--- START OF Given data ---
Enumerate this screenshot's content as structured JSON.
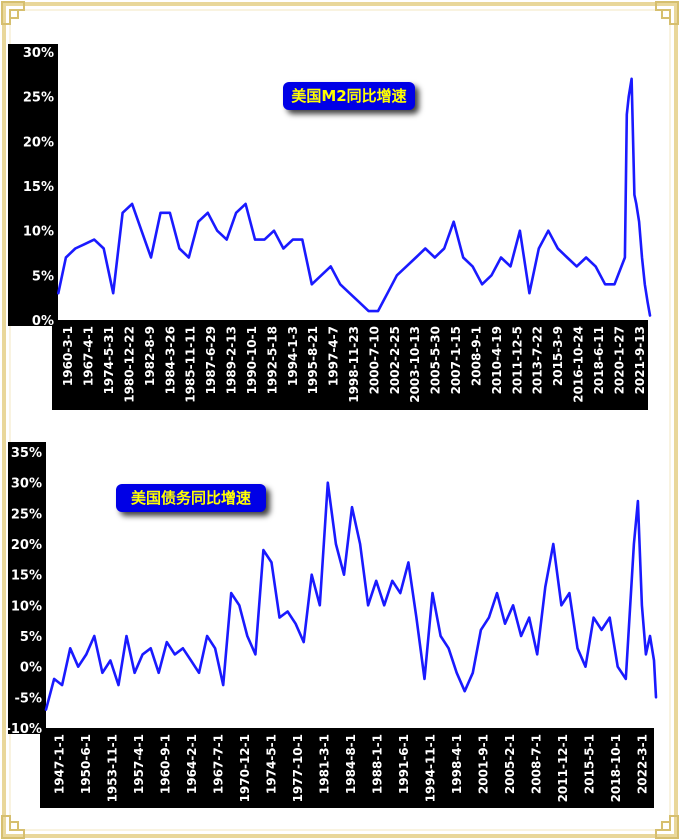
{
  "colors": {
    "series": "#1a1aff",
    "axis_bg": "#000000",
    "frame": "#ead9a0",
    "title_bg": "#0000e6",
    "title_text": "#ffff00"
  },
  "chart_data": [
    {
      "type": "line",
      "title": "美国M2同比增速",
      "ylim": [
        0,
        30
      ],
      "yticks": [
        "0%",
        "5%",
        "10%",
        "15%",
        "20%",
        "25%",
        "30%"
      ],
      "x_range": [
        1960.17,
        2022.75
      ],
      "xticks": [
        "1960-3-1",
        "1967-4-1",
        "1974-5-31",
        "1980-12-22",
        "1982-8-9",
        "1984-3-26",
        "1985-11-11",
        "1987-6-29",
        "1989-2-13",
        "1990-10-1",
        "1992-5-18",
        "1994-1-3",
        "1995-8-21",
        "1997-4-7",
        "1998-11-23",
        "2000-7-10",
        "2002-2-25",
        "2003-10-13",
        "2005-5-30",
        "2007-1-15",
        "2008-9-1",
        "2010-4-19",
        "2011-12-5",
        "2013-7-22",
        "2015-3-9",
        "2016-10-24",
        "2018-6-11",
        "2020-1-27",
        "2021-9-13"
      ],
      "series": [
        {
          "x": [
            1960.2,
            1961,
            1962,
            1963,
            1964,
            1965,
            1966,
            1967,
            1968,
            1969,
            1970,
            1971,
            1972,
            1973,
            1974,
            1975,
            1976,
            1977,
            1978,
            1979,
            1980,
            1981,
            1982,
            1983,
            1984,
            1985,
            1986,
            1987,
            1988,
            1989,
            1990,
            1991,
            1992,
            1993,
            1994,
            1995,
            1996,
            1997,
            1998,
            1999,
            2000,
            2001,
            2002,
            2003,
            2004,
            2005,
            2006,
            2007,
            2008,
            2009,
            2010,
            2011,
            2012,
            2013,
            2014,
            2015,
            2016,
            2017,
            2018,
            2019,
            2020.1,
            2020.3,
            2020.5,
            2020.8,
            2021.1,
            2021.3,
            2021.6,
            2021.9,
            2022.2,
            2022.5,
            2022.75
          ],
          "y": [
            3,
            7,
            8,
            8.5,
            9,
            8,
            3,
            12,
            13,
            10,
            7,
            12,
            12,
            8,
            7,
            11,
            12,
            10,
            9,
            12,
            13,
            9,
            9,
            10,
            8,
            9,
            9,
            4,
            5,
            6,
            4,
            3,
            2,
            1,
            1,
            3,
            5,
            6,
            7,
            8,
            7,
            8,
            11,
            7,
            6,
            4,
            5,
            7,
            6,
            10,
            3,
            8,
            10,
            8,
            7,
            6,
            7,
            6,
            4,
            4,
            7,
            23,
            25,
            27,
            14,
            13,
            11,
            7,
            4,
            2,
            0.5
          ]
        }
      ]
    },
    {
      "type": "line",
      "title": "美国债务同比增速",
      "ylim": [
        -10,
        35
      ],
      "yticks": [
        "-10%",
        "-5%",
        "0%",
        "5%",
        "10%",
        "15%",
        "20%",
        "25%",
        "30%",
        "35%"
      ],
      "x_range": [
        1947.0,
        2022.75
      ],
      "xticks": [
        "1947-1-1",
        "1950-6-1",
        "1953-11-1",
        "1957-4-1",
        "1960-9-1",
        "1964-2-1",
        "1967-7-1",
        "1970-12-1",
        "1974-5-1",
        "1977-10-1",
        "1981-3-1",
        "1984-8-1",
        "1988-1-1",
        "1991-6-1",
        "1994-11-1",
        "1998-4-1",
        "2001-9-1",
        "2005-2-1",
        "2008-7-1",
        "2011-12-1",
        "2015-5-1",
        "2018-10-1",
        "2022-3-1"
      ],
      "series": [
        {
          "x": [
            1947,
            1948,
            1949,
            1950,
            1951,
            1952,
            1953,
            1954,
            1955,
            1956,
            1957,
            1958,
            1959,
            1960,
            1961,
            1962,
            1963,
            1964,
            1965,
            1966,
            1967,
            1968,
            1969,
            1970,
            1971,
            1972,
            1973,
            1974,
            1975,
            1976,
            1977,
            1978,
            1979,
            1980,
            1981,
            1982,
            1983,
            1984,
            1985,
            1986,
            1987,
            1988,
            1989,
            1990,
            1991,
            1992,
            1993,
            1994,
            1995,
            1996,
            1997,
            1998,
            1999,
            2000,
            2001,
            2002,
            2003,
            2004,
            2005,
            2006,
            2007,
            2008,
            2009,
            2010,
            2011,
            2012,
            2013,
            2014,
            2015,
            2016,
            2017,
            2018,
            2019,
            2020,
            2020.5,
            2021,
            2021.5,
            2022,
            2022.5,
            2022.75
          ],
          "y": [
            -7,
            -2,
            -3,
            3,
            0,
            2,
            5,
            -1,
            1,
            -3,
            5,
            -1,
            2,
            3,
            -1,
            4,
            2,
            3,
            1,
            -1,
            5,
            3,
            -3,
            12,
            10,
            5,
            2,
            19,
            17,
            8,
            9,
            7,
            4,
            15,
            10,
            30,
            20,
            15,
            26,
            20,
            10,
            14,
            10,
            14,
            12,
            17,
            8,
            -2,
            12,
            5,
            3,
            -1,
            -4,
            -1,
            6,
            8,
            12,
            7,
            10,
            5,
            8,
            2,
            13,
            20,
            10,
            12,
            3,
            0,
            8,
            6,
            8,
            0,
            -2,
            20,
            27,
            10,
            2,
            5,
            1,
            -5
          ]
        }
      ]
    }
  ]
}
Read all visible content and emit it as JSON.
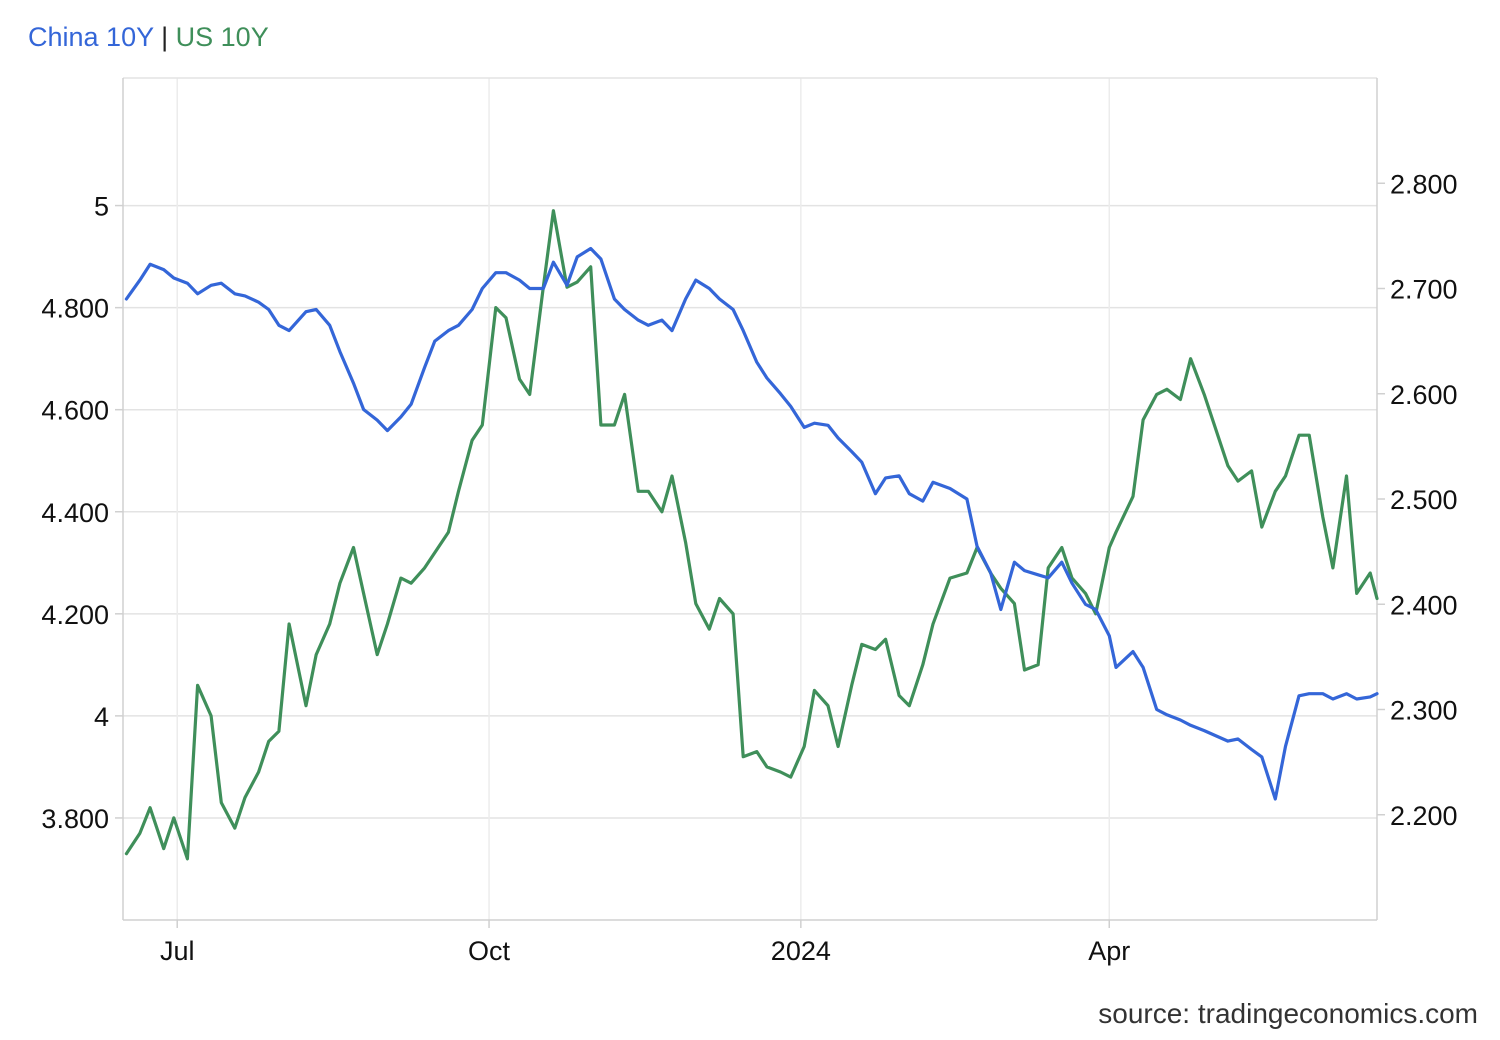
--- END OF Given data ---
Exercise directions: Make an exact copy of all entries above, dropping the images.

Response to the task:
Enumerate this screenshot's content as structured JSON.
{
  "colors": {
    "series": "#1a1aff",
    "axis_bg": "#000000",
    "frame": "#ead9a0",
    "title_bg": "#0000e6",
    "title_text": "#ffff00"
  },
  "chart_data": [
    {
      "type": "line",
      "title": "美国M2同比增速",
      "ylim": [
        0,
        30
      ],
      "yticks": [
        "0%",
        "5%",
        "10%",
        "15%",
        "20%",
        "25%",
        "30%"
      ],
      "x_range": [
        1960.17,
        2022.75
      ],
      "xticks": [
        "1960-3-1",
        "1967-4-1",
        "1974-5-31",
        "1980-12-22",
        "1982-8-9",
        "1984-3-26",
        "1985-11-11",
        "1987-6-29",
        "1989-2-13",
        "1990-10-1",
        "1992-5-18",
        "1994-1-3",
        "1995-8-21",
        "1997-4-7",
        "1998-11-23",
        "2000-7-10",
        "2002-2-25",
        "2003-10-13",
        "2005-5-30",
        "2007-1-15",
        "2008-9-1",
        "2010-4-19",
        "2011-12-5",
        "2013-7-22",
        "2015-3-9",
        "2016-10-24",
        "2018-6-11",
        "2020-1-27",
        "2021-9-13"
      ],
      "series": [
        {
          "x": [
            1960.2,
            1961,
            1962,
            1963,
            1964,
            1965,
            1966,
            1967,
            1968,
            1969,
            1970,
            1971,
            1972,
            1973,
            1974,
            1975,
            1976,
            1977,
            1978,
            1979,
            1980,
            1981,
            1982,
            1983,
            1984,
            1985,
            1986,
            1987,
            1988,
            1989,
            1990,
            1991,
            1992,
            1993,
            1994,
            1995,
            1996,
            1997,
            1998,
            1999,
            2000,
            2001,
            2002,
            2003,
            2004,
            2005,
            2006,
            2007,
            2008,
            2009,
            2010,
            2011,
            2012,
            2013,
            2014,
            2015,
            2016,
            2017,
            2018,
            2019,
            2020.1,
            2020.3,
            2020.5,
            2020.8,
            2021.1,
            2021.3,
            2021.6,
            2021.9,
            2022.2,
            2022.5,
            2022.75
          ],
          "y": [
            3,
            7,
            8,
            8.5,
            9,
            8,
            3,
            12,
            13,
            10,
            7,
            12,
            12,
            8,
            7,
            11,
            12,
            10,
            9,
            12,
            13,
            9,
            9,
            10,
            8,
            9,
            9,
            4,
            5,
            6,
            4,
            3,
            2,
            1,
            1,
            3,
            5,
            6,
            7,
            8,
            7,
            8,
            11,
            7,
            6,
            4,
            5,
            7,
            6,
            10,
            3,
            8,
            10,
            8,
            7,
            6,
            7,
            6,
            4,
            4,
            7,
            23,
            25,
            27,
            14,
            13,
            11,
            7,
            4,
            2,
            0.5
          ]
        }
      ]
    },
    {
      "type": "line",
      "title": "美国债务同比增速",
      "ylim": [
        -10,
        35
      ],
      "yticks": [
        "-10%",
        "-5%",
        "0%",
        "5%",
        "10%",
        "15%",
        "20%",
        "25%",
        "30%",
        "35%"
      ],
      "x_range": [
        1947.0,
        2022.75
      ],
      "xticks": [
        "1947-1-1",
        "1950-6-1",
        "1953-11-1",
        "1957-4-1",
        "1960-9-1",
        "1964-2-1",
        "1967-7-1",
        "1970-12-1",
        "1974-5-1",
        "1977-10-1",
        "1981-3-1",
        "1984-8-1",
        "1988-1-1",
        "1991-6-1",
        "1994-11-1",
        "1998-4-1",
        "2001-9-1",
        "2005-2-1",
        "2008-7-1",
        "2011-12-1",
        "2015-5-1",
        "2018-10-1",
        "2022-3-1"
      ],
      "series": [
        {
          "x": [
            1947,
            1948,
            1949,
            1950,
            1951,
            1952,
            1953,
            1954,
            1955,
            1956,
            1957,
            1958,
            1959,
            1960,
            1961,
            1962,
            1963,
            1964,
            1965,
            1966,
            1967,
            1968,
            1969,
            1970,
            1971,
            1972,
            1973,
            1974,
            1975,
            1976,
            1977,
            1978,
            1979,
            1980,
            1981,
            1982,
            1983,
            1984,
            1985,
            1986,
            1987,
            1988,
            1989,
            1990,
            1991,
            1992,
            1993,
            1994,
            1995,
            1996,
            1997,
            1998,
            1999,
            2000,
            2001,
            2002,
            2003,
            2004,
            2005,
            2006,
            2007,
            2008,
            2009,
            2010,
            2011,
            2012,
            2013,
            2014,
            2015,
            2016,
            2017,
            2018,
            2019,
            2020,
            2020.5,
            2021,
            2021.5,
            2022,
            2022.5,
            2022.75
          ],
          "y": [
            -7,
            -2,
            -3,
            3,
            0,
            2,
            5,
            -1,
            1,
            -3,
            5,
            -1,
            2,
            3,
            -1,
            4,
            2,
            3,
            1,
            -1,
            5,
            3,
            -3,
            12,
            10,
            5,
            2,
            19,
            17,
            8,
            9,
            7,
            4,
            15,
            10,
            30,
            20,
            15,
            26,
            20,
            10,
            14,
            10,
            14,
            12,
            17,
            8,
            -2,
            12,
            5,
            3,
            -1,
            -4,
            -1,
            6,
            8,
            12,
            7,
            10,
            5,
            8,
            2,
            13,
            20,
            10,
            12,
            3,
            0,
            8,
            6,
            8,
            0,
            -2,
            20,
            27,
            10,
            2,
            5,
            1,
            -5
          ]
        }
      ]
    }
  ]
}
Read all visible content and emit it as JSON.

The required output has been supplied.